**Work to do**
Using the material below, work out how many lines contain the word "Ferramentas". Reply with the number and nothing more.

**Collection entries**

⁂

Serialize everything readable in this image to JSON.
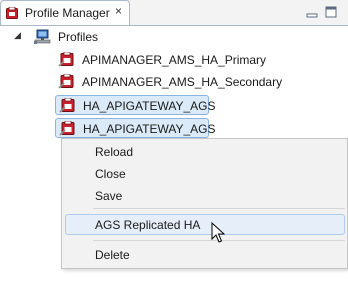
{
  "tab": {
    "title": "Profile Manager",
    "close_glyph": "×",
    "icon": "profile-manager-icon"
  },
  "tree": {
    "root_label": "Profiles",
    "root_icon": "computer-network-icon",
    "root_expanded": true,
    "items": [
      {
        "label": "APIMANAGER_AMS_HA_Primary",
        "selected": false
      },
      {
        "label": "APIMANAGER_AMS_HA_Secondary",
        "selected": false
      },
      {
        "label": "HA_APIGATEWAY_AGS",
        "selected": true
      },
      {
        "label": "HA_APIGATEWAY_AGS",
        "selected": true
      }
    ]
  },
  "context_menu": {
    "reload": "Reload",
    "close": "Close",
    "save": "Save",
    "replicated": "AGS Replicated HA",
    "delete": "Delete"
  },
  "colors": {
    "selection_bg": "#dbeaf8",
    "selection_border": "#8cb4e0",
    "menu_bg": "#f2f2f2",
    "profile_icon_red": "#c8202c"
  }
}
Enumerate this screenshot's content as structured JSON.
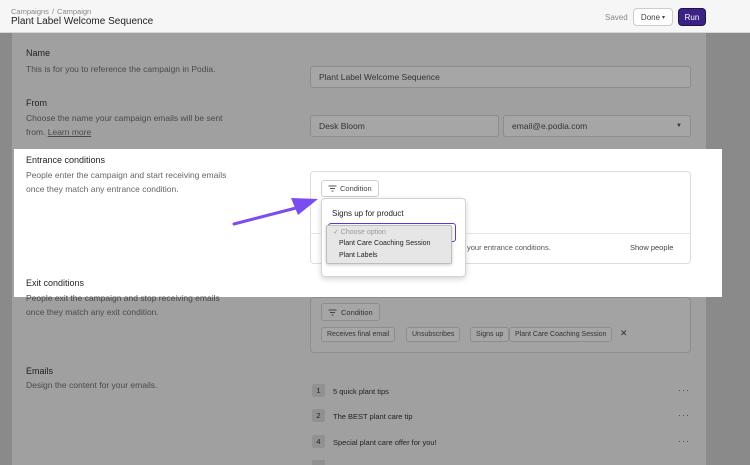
{
  "header": {
    "breadcrumb_root": "Campaigns",
    "breadcrumb_sep": "/",
    "breadcrumb_current": "Campaign",
    "title": "Plant Label Welcome Sequence",
    "saved": "Saved",
    "done": "Done",
    "run": "Run"
  },
  "name_section": {
    "label": "Name",
    "desc": "This is for you to reference the campaign in Podia.",
    "value": "Plant Label Welcome Sequence"
  },
  "from_section": {
    "label": "From",
    "desc1": "Choose the name your campaign emails will be sent",
    "desc2": "from.",
    "learn_more": "Learn more",
    "sender_name": "Desk Bloom",
    "sender_email": "email@e.podia.com"
  },
  "entrance": {
    "label": "Entrance conditions",
    "desc1": "People enter the campaign and start receiving emails",
    "desc2": "once they match any entrance condition.",
    "condition_button": "Condition",
    "hint": "your entrance conditions.",
    "show_people": "Show people"
  },
  "popup": {
    "title": "Signs up for product",
    "options": [
      "✓ Choose option",
      "Plant Care Coaching Session",
      "Plant Labels"
    ]
  },
  "exit": {
    "label": "Exit conditions",
    "desc1": "People exit the campaign and stop receiving emails",
    "desc2": "once they match any exit condition.",
    "condition_button": "Condition",
    "chips": [
      "Receives final email",
      "Unsubscribes",
      "Signs up",
      "Plant Care Coaching Session"
    ]
  },
  "emails": {
    "label": "Emails",
    "desc": "Design the content for your emails.",
    "items": [
      {
        "num": "1",
        "title": "5 quick plant tips"
      },
      {
        "num": "2",
        "title": "The BEST plant care tip"
      },
      {
        "num": "4",
        "title": "Special plant care offer for you!"
      }
    ],
    "more": "···"
  },
  "colors": {
    "accent": "#3b2386",
    "arrow": "#7b4cf0"
  }
}
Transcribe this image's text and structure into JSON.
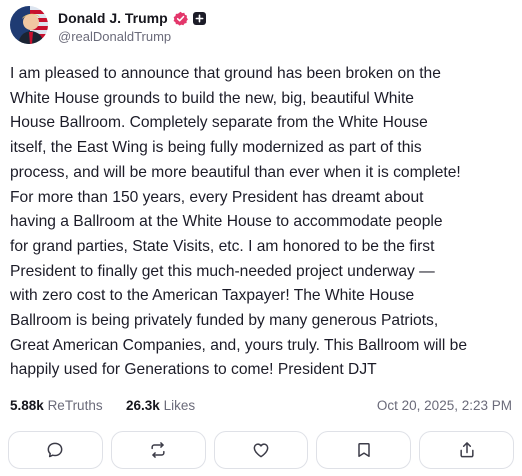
{
  "author": {
    "name": "Donald J. Trump",
    "handle": "@realDonaldTrump"
  },
  "post": {
    "text": "I am pleased to announce that ground has been broken on the\nWhite House grounds to build the new, big, beautiful White\nHouse Ballroom. Completely separate from the White House\nitself, the East Wing is being fully modernized as part of this\nprocess, and will be more beautiful than ever when it is complete!\nFor more than 150 years, every President has dreamt about\nhaving a Ballroom at the White House to accommodate people\nfor grand parties, State Visits, etc. I am honored to be the first\nPresident to finally get this much-needed project underway —\nwith zero cost to the American Taxpayer! The White House\nBallroom is being privately funded by many generous Patriots,\nGreat American Companies, and, yours truly. This Ballroom will be\nhappily used for Generations to come! President DJT"
  },
  "stats": {
    "retruths_count": "5.88k",
    "retruths_label": "ReTruths",
    "likes_count": "26.3k",
    "likes_label": "Likes",
    "timestamp": "Oct 20, 2025, 2:23 PM"
  },
  "icons": {
    "verified": "verified-badge-icon",
    "badge": "plus-badge-icon",
    "reply": "comment-icon",
    "retruth": "retruth-icon",
    "like": "heart-icon",
    "bookmark": "bookmark-icon",
    "share": "share-icon"
  },
  "colors": {
    "verified": "#e3376b",
    "text": "#1c1c28",
    "muted": "#6b6b7a",
    "border": "#dfe1e7"
  }
}
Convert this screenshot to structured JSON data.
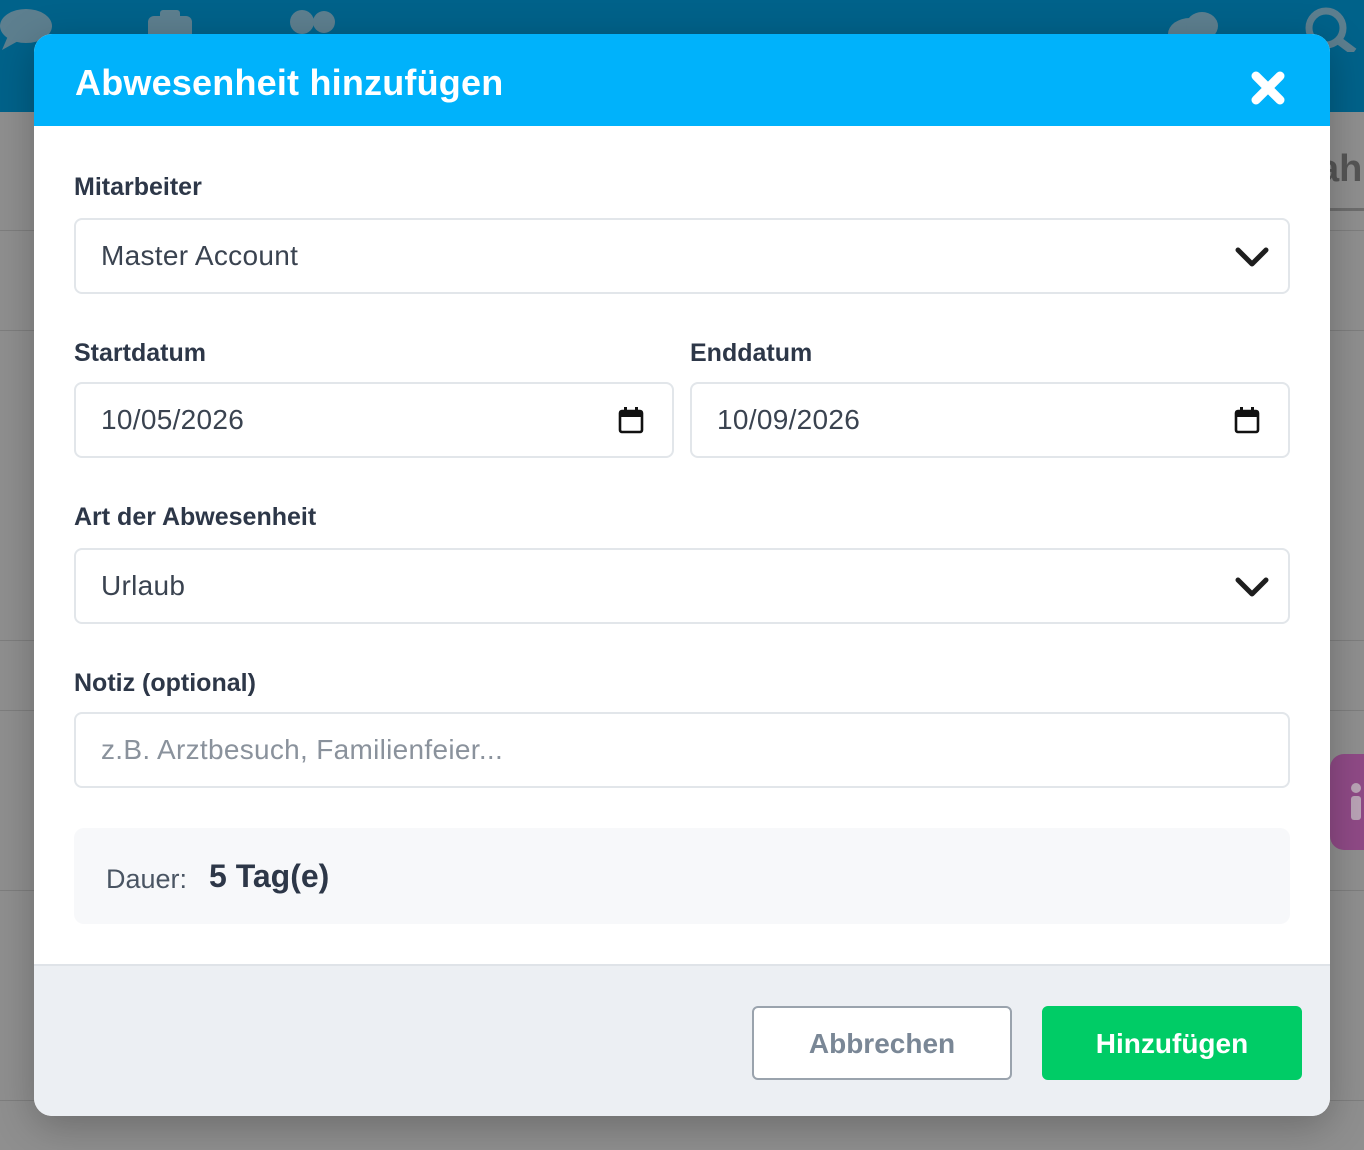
{
  "modal": {
    "title": "Abwesenheit hinzufügen"
  },
  "form": {
    "employee": {
      "label": "Mitarbeiter",
      "value": "Master Account"
    },
    "start_date": {
      "label": "Startdatum",
      "value": "10/05/2026"
    },
    "end_date": {
      "label": "Enddatum",
      "value": "10/09/2026"
    },
    "absence_type": {
      "label": "Art der Abwesenheit",
      "value": "Urlaub"
    },
    "note": {
      "label": "Notiz (optional)",
      "placeholder": "z.B. Arztbesuch, Familienfeier..."
    },
    "duration": {
      "label": "Dauer:",
      "value": "5 Tag(e)"
    }
  },
  "footer": {
    "cancel_label": "Abbrechen",
    "add_label": "Hinzufügen"
  },
  "background": {
    "side_text": "ahr"
  },
  "colors": {
    "header": "#00b2fb",
    "primary_button": "#00cc66",
    "topbar": "#00628a"
  },
  "icons": {
    "close": "close-icon",
    "dropdown": "chevron-down-icon",
    "date": "calendar-icon"
  }
}
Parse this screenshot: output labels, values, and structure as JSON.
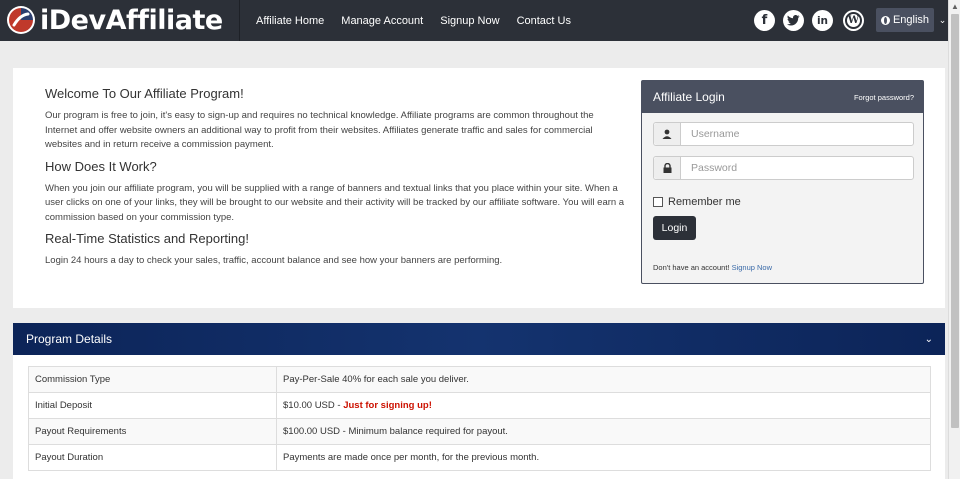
{
  "brand": {
    "name": "iDevAffiliate"
  },
  "nav": {
    "links": [
      "Affiliate Home",
      "Manage Account",
      "Signup Now",
      "Contact Us"
    ],
    "social": [
      "facebook-icon",
      "twitter-icon",
      "linkedin-icon",
      "wordpress-icon"
    ],
    "language": "English"
  },
  "welcome": {
    "heading1": "Welcome To Our Affiliate Program!",
    "para1": "Our program is free to join, it's easy to sign-up and requires no technical knowledge. Affiliate programs are common throughout the Internet and offer website owners an additional way to profit from their websites. Affiliates generate traffic and sales for commercial websites and in return receive a commission payment.",
    "heading2": "How Does It Work?",
    "para2": "When you join our affiliate program, you will be supplied with a range of banners and textual links that you place within your site. When a user clicks on one of your links, they will be brought to our website and their activity will be tracked by our affiliate software. You will earn a commission based on your commission type.",
    "heading3": "Real-Time Statistics and Reporting!",
    "para3": "Login 24 hours a day to check your sales, traffic, account balance and see how your banners are performing."
  },
  "login": {
    "title": "Affiliate Login",
    "forgot": "Forgot password?",
    "username_placeholder": "Username",
    "password_placeholder": "Password",
    "remember": "Remember me",
    "button": "Login",
    "no_account": "Don't have an account!",
    "signup": "Signup Now"
  },
  "program": {
    "title": "Program Details",
    "rows": [
      {
        "label": "Commission Type",
        "value": "Pay-Per-Sale 40% for each sale you deliver.",
        "highlight": ""
      },
      {
        "label": "Initial Deposit",
        "value": "$10.00 USD - ",
        "highlight": "Just for signing up!"
      },
      {
        "label": "Payout Requirements",
        "value": "$100.00 USD - Minimum balance required for payout.",
        "highlight": ""
      },
      {
        "label": "Payout Duration",
        "value": "Payments are made once per month, for the previous month.",
        "highlight": ""
      }
    ]
  },
  "colors": {
    "navbar": "#2c3038",
    "login_header": "#4a5060",
    "program_header": "#0c2458",
    "highlight": "#cc1100",
    "link": "#3a6aa8"
  }
}
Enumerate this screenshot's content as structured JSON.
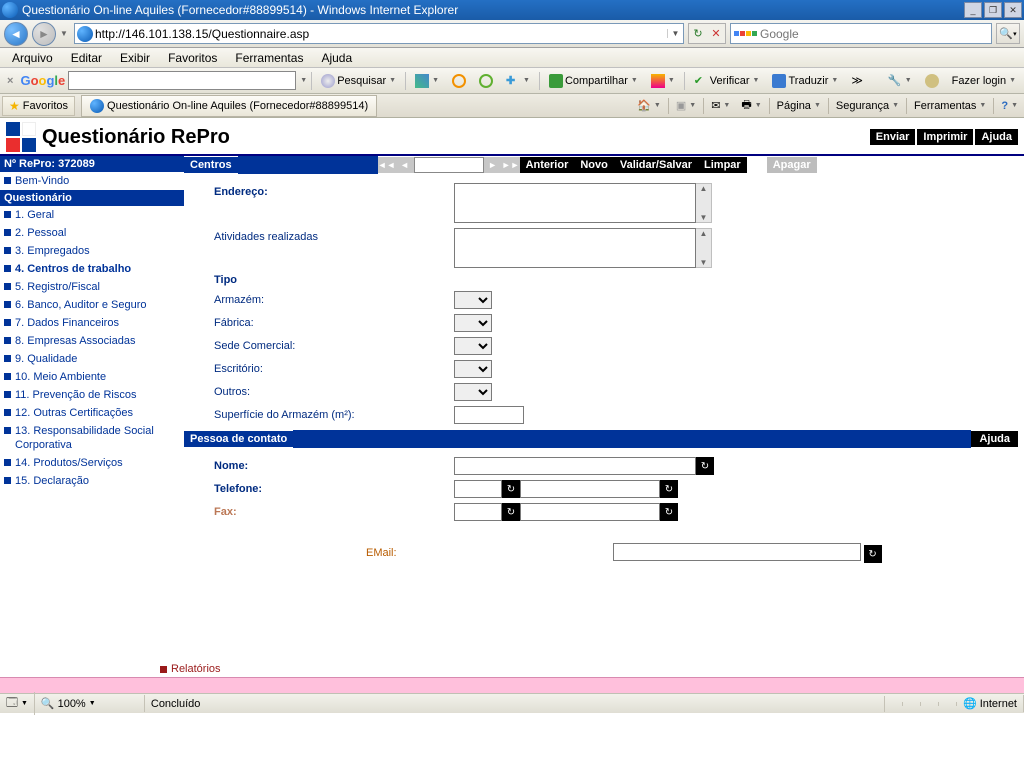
{
  "titlebar": {
    "title": "Questionário On-line Aquiles (Fornecedor#88899514) - Windows Internet Explorer"
  },
  "addressbar": {
    "url": "http://146.101.138.15/Questionnaire.asp",
    "search_provider": "Google"
  },
  "menubar": [
    "Arquivo",
    "Editar",
    "Exibir",
    "Favoritos",
    "Ferramentas",
    "Ajuda"
  ],
  "google_toolbar": {
    "search_btn": "Pesquisar",
    "share": "Compartilhar",
    "verify": "Verificar",
    "translate": "Traduzir",
    "login": "Fazer login"
  },
  "favbar": {
    "favorites": "Favoritos",
    "tab_title": "Questionário On-line Aquiles (Fornecedor#88899514)",
    "pagina": "Página",
    "seguranca": "Segurança",
    "ferramentas": "Ferramentas"
  },
  "app_header": {
    "title": "Questionário RePro",
    "enviar": "Enviar",
    "imprimir": "Imprimir",
    "ajuda": "Ajuda"
  },
  "sidebar": {
    "repro": "Nº RePro: 372089",
    "bemvindo": "Bem-Vindo",
    "quest": "Questionário",
    "items": [
      "1. Geral",
      "2. Pessoal",
      "3. Empregados",
      "4. Centros de trabalho",
      "5. Registro/Fiscal",
      "6. Banco, Auditor e Seguro",
      "7. Dados Financeiros",
      "8. Empresas Associadas",
      "9. Qualidade",
      "10. Meio Ambiente",
      "11. Prevenção de Riscos",
      "12. Outras Certificações",
      "13. Responsabilidade Social Corporativa",
      "14. Produtos/Serviços",
      "15. Declaração"
    ],
    "relatorios": "Relatórios"
  },
  "centros": {
    "title": "Centros",
    "anterior": "Anterior",
    "novo": "Novo",
    "validar": "Validar/Salvar",
    "limpar": "Limpar",
    "apagar": "Apagar",
    "endereco": "Endereço:",
    "atividades": "Atividades realizadas",
    "tipo": "Tipo",
    "armazem": "Armazém:",
    "fabrica": "Fábrica:",
    "sede": "Sede Comercial:",
    "escritorio": "Escritório:",
    "outros": "Outros:",
    "superficie": "Superfície do Armazém (m²):"
  },
  "contato": {
    "title": "Pessoa de contato",
    "ajuda": "Ajuda",
    "nome": "Nome:",
    "telefone": "Telefone:",
    "fax": "Fax:",
    "email": "EMail:"
  },
  "status": {
    "zoom": "100%",
    "concluido": "Concluído",
    "internet": "Internet"
  }
}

⁂

**Expected answer**
2